Stated task
Set the listing down unchanged, minus every embedded image.

Input records

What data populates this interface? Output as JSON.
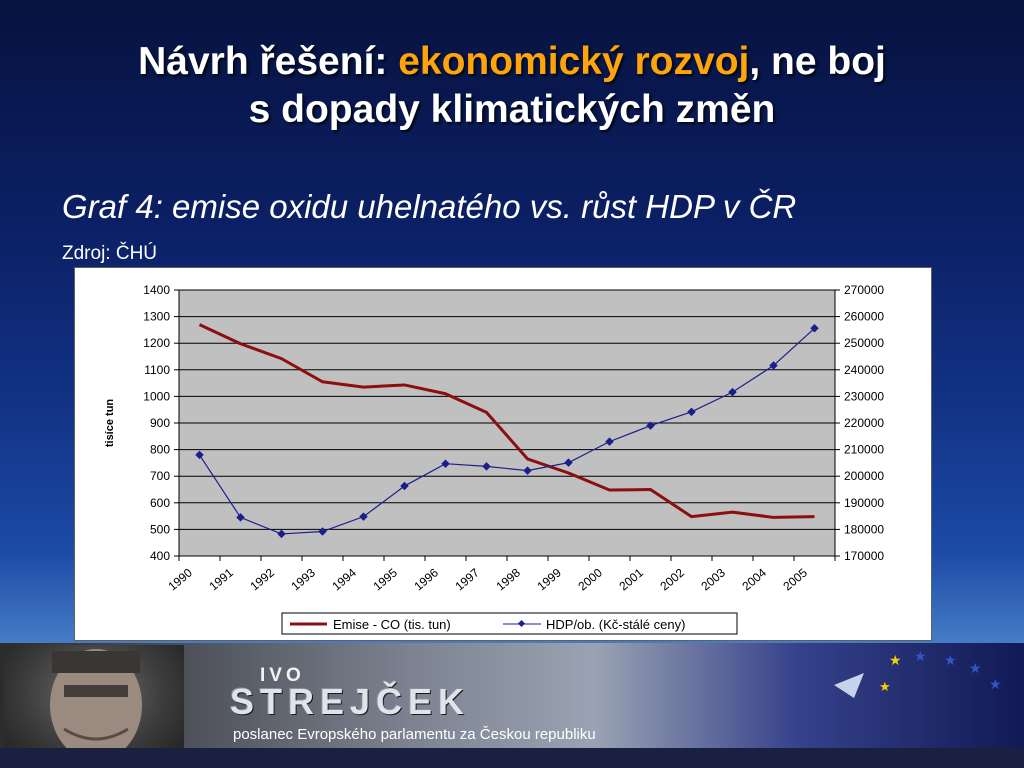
{
  "slide": {
    "title_part1": "Návrh řešení: ",
    "title_accent": "ekonomický rozvoj",
    "title_part2": ", ne boj",
    "title_line2": "s dopady klimatických změn",
    "subtitle": "Graf 4: emise oxidu uhelnatého vs. růst HDP v ČR",
    "source": "Zdroj: ČHÚ"
  },
  "banner": {
    "first_name": "IVO",
    "last_name": "STREJČEK",
    "role": "poslanec Evropského parlamentu za Českou republiku"
  },
  "colors": {
    "accent": "#ffa40b",
    "series_emise": "#8b0f0f",
    "series_hdp": "#1a1f8c",
    "plot_bg": "#c0c0c0"
  },
  "chart_data": {
    "type": "line",
    "title": "",
    "xlabel": "",
    "ylabel": "tisíce tun",
    "ylabel_right": "",
    "x": [
      "1990",
      "1991",
      "1992",
      "1993",
      "1994",
      "1995",
      "1996",
      "1997",
      "1998",
      "1999",
      "2000",
      "2001",
      "2002",
      "2003",
      "2004",
      "2005"
    ],
    "ylim": [
      400,
      1400
    ],
    "yticks": [
      "400",
      "500",
      "600",
      "700",
      "800",
      "900",
      "1000",
      "1100",
      "1200",
      "1300",
      "1400"
    ],
    "ylim_right": [
      170000,
      270000
    ],
    "yticks_right": [
      "170000",
      "180000",
      "190000",
      "200000",
      "210000",
      "220000",
      "230000",
      "240000",
      "250000",
      "260000",
      "270000"
    ],
    "grid": true,
    "legend_position": "bottom",
    "series": [
      {
        "name": "Emise - CO (tis. tun)",
        "axis": "left",
        "marker": "none",
        "values": [
          1270,
          1198,
          1142,
          1055,
          1035,
          1043,
          1010,
          940,
          765,
          712,
          648,
          650,
          548,
          565,
          545,
          548
        ]
      },
      {
        "name": "HDP/ob. (Kč-stálé ceny)",
        "axis": "right",
        "marker": "diamond",
        "values": [
          208000,
          184500,
          178300,
          179200,
          184800,
          196300,
          204700,
          203700,
          202100,
          205100,
          213000,
          219000,
          224200,
          231600,
          241600,
          255600
        ]
      }
    ]
  }
}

Reply to the task
What data populates this interface? Output as JSON.
{
  "slide": {
    "title_part1": "Návrh řešení: ",
    "title_accent": "ekonomický rozvoj",
    "title_part2": ", ne boj",
    "title_line2": "s dopady klimatických změn",
    "subtitle": "Graf 4: emise oxidu uhelnatého vs. růst HDP v ČR",
    "source": "Zdroj: ČHÚ"
  },
  "banner": {
    "first_name": "IVO",
    "last_name": "STREJČEK",
    "role": "poslanec Evropského parlamentu za Českou republiku"
  },
  "colors": {
    "accent": "#ffa40b",
    "series_emise": "#8b0f0f",
    "series_hdp": "#1a1f8c",
    "plot_bg": "#c0c0c0"
  },
  "chart_data": {
    "type": "line",
    "title": "",
    "xlabel": "",
    "ylabel": "tisíce tun",
    "ylabel_right": "",
    "x": [
      "1990",
      "1991",
      "1992",
      "1993",
      "1994",
      "1995",
      "1996",
      "1997",
      "1998",
      "1999",
      "2000",
      "2001",
      "2002",
      "2003",
      "2004",
      "2005"
    ],
    "ylim": [
      400,
      1400
    ],
    "yticks": [
      "400",
      "500",
      "600",
      "700",
      "800",
      "900",
      "1000",
      "1100",
      "1200",
      "1300",
      "1400"
    ],
    "ylim_right": [
      170000,
      270000
    ],
    "yticks_right": [
      "170000",
      "180000",
      "190000",
      "200000",
      "210000",
      "220000",
      "230000",
      "240000",
      "250000",
      "260000",
      "270000"
    ],
    "grid": true,
    "legend_position": "bottom",
    "series": [
      {
        "name": "Emise - CO (tis. tun)",
        "axis": "left",
        "marker": "none",
        "values": [
          1270,
          1198,
          1142,
          1055,
          1035,
          1043,
          1010,
          940,
          765,
          712,
          648,
          650,
          548,
          565,
          545,
          548
        ]
      },
      {
        "name": "HDP/ob. (Kč-stálé ceny)",
        "axis": "right",
        "marker": "diamond",
        "values": [
          208000,
          184500,
          178300,
          179200,
          184800,
          196300,
          204700,
          203700,
          202100,
          205100,
          213000,
          219000,
          224200,
          231600,
          241600,
          255600
        ]
      }
    ]
  }
}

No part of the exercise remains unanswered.